_PROBLEM REQUIREMENTS_
Extract the entries in their exact form.

_Figure dataset records_
-=-=-
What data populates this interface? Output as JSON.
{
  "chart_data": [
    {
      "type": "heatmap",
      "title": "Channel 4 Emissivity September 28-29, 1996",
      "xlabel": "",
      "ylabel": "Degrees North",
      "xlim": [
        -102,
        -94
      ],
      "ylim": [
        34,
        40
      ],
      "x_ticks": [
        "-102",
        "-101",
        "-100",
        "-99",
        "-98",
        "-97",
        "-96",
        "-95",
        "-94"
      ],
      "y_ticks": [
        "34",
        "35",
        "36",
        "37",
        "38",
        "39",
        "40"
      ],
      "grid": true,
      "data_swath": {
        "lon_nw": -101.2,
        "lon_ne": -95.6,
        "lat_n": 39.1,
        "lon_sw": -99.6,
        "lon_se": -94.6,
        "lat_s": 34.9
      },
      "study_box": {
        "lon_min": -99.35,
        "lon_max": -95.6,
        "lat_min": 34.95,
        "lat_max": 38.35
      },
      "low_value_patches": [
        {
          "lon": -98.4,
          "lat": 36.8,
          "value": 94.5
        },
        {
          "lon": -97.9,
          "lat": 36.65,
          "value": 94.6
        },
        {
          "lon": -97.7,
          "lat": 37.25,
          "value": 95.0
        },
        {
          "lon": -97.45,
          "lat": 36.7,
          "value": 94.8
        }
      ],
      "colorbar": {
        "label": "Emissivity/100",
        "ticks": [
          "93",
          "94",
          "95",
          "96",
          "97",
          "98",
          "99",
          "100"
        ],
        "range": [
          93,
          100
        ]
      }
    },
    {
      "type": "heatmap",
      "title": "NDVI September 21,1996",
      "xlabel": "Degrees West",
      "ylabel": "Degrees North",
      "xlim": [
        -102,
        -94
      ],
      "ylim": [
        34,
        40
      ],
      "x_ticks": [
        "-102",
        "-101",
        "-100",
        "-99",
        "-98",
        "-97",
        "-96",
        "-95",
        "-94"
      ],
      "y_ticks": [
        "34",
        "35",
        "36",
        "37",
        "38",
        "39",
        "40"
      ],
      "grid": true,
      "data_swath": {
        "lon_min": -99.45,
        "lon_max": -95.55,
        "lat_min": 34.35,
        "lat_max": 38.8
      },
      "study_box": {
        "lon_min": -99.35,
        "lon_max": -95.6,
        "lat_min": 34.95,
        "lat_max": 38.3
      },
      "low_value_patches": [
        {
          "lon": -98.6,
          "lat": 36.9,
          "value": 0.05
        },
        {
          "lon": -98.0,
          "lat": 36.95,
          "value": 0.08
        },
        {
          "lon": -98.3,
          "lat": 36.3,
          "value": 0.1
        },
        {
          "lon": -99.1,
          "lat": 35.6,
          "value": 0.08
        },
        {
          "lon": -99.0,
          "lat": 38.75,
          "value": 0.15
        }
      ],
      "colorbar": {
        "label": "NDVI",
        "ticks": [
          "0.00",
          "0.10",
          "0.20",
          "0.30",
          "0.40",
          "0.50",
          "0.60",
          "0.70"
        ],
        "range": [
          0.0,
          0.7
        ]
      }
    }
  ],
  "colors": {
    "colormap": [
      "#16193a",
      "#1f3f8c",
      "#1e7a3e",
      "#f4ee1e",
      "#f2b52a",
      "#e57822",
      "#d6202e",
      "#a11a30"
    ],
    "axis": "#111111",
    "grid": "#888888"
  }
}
-=-=-
_RESPONSE_
What data populates this interface? Output as JSON.
{
  "chart_data": [
    {
      "type": "heatmap",
      "title": "Channel 4 Emissivity September 28-29, 1996",
      "xlabel": "",
      "ylabel": "Degrees North",
      "xlim": [
        -102,
        -94
      ],
      "ylim": [
        34,
        40
      ],
      "x_ticks": [
        "-102",
        "-101",
        "-100",
        "-99",
        "-98",
        "-97",
        "-96",
        "-95",
        "-94"
      ],
      "y_ticks": [
        "34",
        "35",
        "36",
        "37",
        "38",
        "39",
        "40"
      ],
      "grid": true,
      "data_swath": {
        "lon_nw": -101.2,
        "lon_ne": -95.6,
        "lat_n": 39.1,
        "lon_sw": -99.6,
        "lon_se": -94.6,
        "lat_s": 34.9
      },
      "study_box": {
        "lon_min": -99.35,
        "lon_max": -95.6,
        "lat_min": 34.95,
        "lat_max": 38.35
      },
      "low_value_patches": [
        {
          "lon": -98.4,
          "lat": 36.8,
          "value": 94.5
        },
        {
          "lon": -97.9,
          "lat": 36.65,
          "value": 94.6
        },
        {
          "lon": -97.7,
          "lat": 37.25,
          "value": 95.0
        },
        {
          "lon": -97.45,
          "lat": 36.7,
          "value": 94.8
        }
      ],
      "colorbar": {
        "label": "Emissivity/100",
        "ticks": [
          "93",
          "94",
          "95",
          "96",
          "97",
          "98",
          "99",
          "100"
        ],
        "range": [
          93,
          100
        ]
      }
    },
    {
      "type": "heatmap",
      "title": "NDVI September 21,1996",
      "xlabel": "Degrees West",
      "ylabel": "Degrees North",
      "xlim": [
        -102,
        -94
      ],
      "ylim": [
        34,
        40
      ],
      "x_ticks": [
        "-102",
        "-101",
        "-100",
        "-99",
        "-98",
        "-97",
        "-96",
        "-95",
        "-94"
      ],
      "y_ticks": [
        "34",
        "35",
        "36",
        "37",
        "38",
        "39",
        "40"
      ],
      "grid": true,
      "data_swath": {
        "lon_min": -99.45,
        "lon_max": -95.55,
        "lat_min": 34.35,
        "lat_max": 38.8
      },
      "study_box": {
        "lon_min": -99.35,
        "lon_max": -95.6,
        "lat_min": 34.95,
        "lat_max": 38.3
      },
      "low_value_patches": [
        {
          "lon": -98.6,
          "lat": 36.9,
          "value": 0.05
        },
        {
          "lon": -98.0,
          "lat": 36.95,
          "value": 0.08
        },
        {
          "lon": -98.3,
          "lat": 36.3,
          "value": 0.1
        },
        {
          "lon": -99.1,
          "lat": 35.6,
          "value": 0.08
        },
        {
          "lon": -99.0,
          "lat": 38.75,
          "value": 0.15
        }
      ],
      "colorbar": {
        "label": "NDVI",
        "ticks": [
          "0.00",
          "0.10",
          "0.20",
          "0.30",
          "0.40",
          "0.50",
          "0.60",
          "0.70"
        ],
        "range": [
          0.0,
          0.7
        ]
      }
    }
  ],
  "colors": {
    "colormap": [
      "#16193a",
      "#1f3f8c",
      "#1e7a3e",
      "#f4ee1e",
      "#f2b52a",
      "#e57822",
      "#d6202e",
      "#a11a30"
    ],
    "axis": "#111111",
    "grid": "#888888"
  }
}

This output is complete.